Brief >> Copy out all lines in the data below containing the string "الحيل".

Data entries >>
+===+

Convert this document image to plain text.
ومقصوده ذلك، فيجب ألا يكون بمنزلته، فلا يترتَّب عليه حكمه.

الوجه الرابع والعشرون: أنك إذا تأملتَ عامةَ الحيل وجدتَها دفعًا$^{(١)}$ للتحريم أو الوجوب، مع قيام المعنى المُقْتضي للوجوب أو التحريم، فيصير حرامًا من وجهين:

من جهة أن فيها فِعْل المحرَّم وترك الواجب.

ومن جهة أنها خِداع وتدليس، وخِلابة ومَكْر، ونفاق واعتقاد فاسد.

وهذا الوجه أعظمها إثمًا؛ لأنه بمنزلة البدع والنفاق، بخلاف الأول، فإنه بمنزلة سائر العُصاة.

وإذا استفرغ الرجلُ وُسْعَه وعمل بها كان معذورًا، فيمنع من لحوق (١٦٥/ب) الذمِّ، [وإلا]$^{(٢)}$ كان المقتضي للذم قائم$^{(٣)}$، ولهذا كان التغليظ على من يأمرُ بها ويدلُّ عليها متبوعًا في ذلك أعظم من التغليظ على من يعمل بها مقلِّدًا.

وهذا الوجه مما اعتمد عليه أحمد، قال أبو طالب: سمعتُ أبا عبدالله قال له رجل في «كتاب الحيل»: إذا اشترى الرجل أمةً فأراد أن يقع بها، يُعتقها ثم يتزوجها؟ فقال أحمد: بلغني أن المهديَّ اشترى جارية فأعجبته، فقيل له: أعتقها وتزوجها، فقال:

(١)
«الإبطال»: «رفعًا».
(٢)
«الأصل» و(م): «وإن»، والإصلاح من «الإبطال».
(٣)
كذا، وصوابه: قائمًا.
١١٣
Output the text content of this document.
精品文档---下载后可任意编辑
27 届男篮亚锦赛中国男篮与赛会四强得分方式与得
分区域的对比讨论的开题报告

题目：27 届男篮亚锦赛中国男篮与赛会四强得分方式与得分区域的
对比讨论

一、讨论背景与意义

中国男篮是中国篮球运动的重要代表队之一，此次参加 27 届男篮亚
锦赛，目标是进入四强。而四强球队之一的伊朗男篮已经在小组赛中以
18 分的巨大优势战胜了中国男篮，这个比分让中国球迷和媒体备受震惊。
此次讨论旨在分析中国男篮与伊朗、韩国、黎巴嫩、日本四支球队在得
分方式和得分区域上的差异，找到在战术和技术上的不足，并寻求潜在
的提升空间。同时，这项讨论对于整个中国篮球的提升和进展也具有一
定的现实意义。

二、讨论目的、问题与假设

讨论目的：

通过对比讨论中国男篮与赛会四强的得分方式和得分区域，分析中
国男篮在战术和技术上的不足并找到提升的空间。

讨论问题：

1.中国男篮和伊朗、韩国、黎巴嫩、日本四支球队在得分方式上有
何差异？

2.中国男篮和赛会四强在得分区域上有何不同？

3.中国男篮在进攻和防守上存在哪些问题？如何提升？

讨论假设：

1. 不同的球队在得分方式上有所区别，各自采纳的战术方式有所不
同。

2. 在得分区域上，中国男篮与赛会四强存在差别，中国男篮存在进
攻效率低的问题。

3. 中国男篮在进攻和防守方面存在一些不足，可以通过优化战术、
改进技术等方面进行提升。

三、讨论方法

+===+

Task response >>
الوجه الرابع والعشرون: أنك إذا تأملتَ عامةَ الحيل وجدتَها دفعًا$^{(١)}$ للتحريم أو الوجوب، مع قيام المعنى المُقْتضي للوجوب أو التحريم، فيصير حرامًا من وجهين:
وهذا الوجه مما اعتمد عليه أحمد، قال أبو طالب: سمعتُ أبا عبدالله قال له رجل في «كتاب الحيل»: إذا اشترى الرجل أمةً فأراد أن يقع بها، يُعتقها ثم يتزوجها؟ فقال أحمد: بلغني أن المهديَّ اشترى جارية فأعجبته، فقيل له: أعتقها وتزوجها، فقال:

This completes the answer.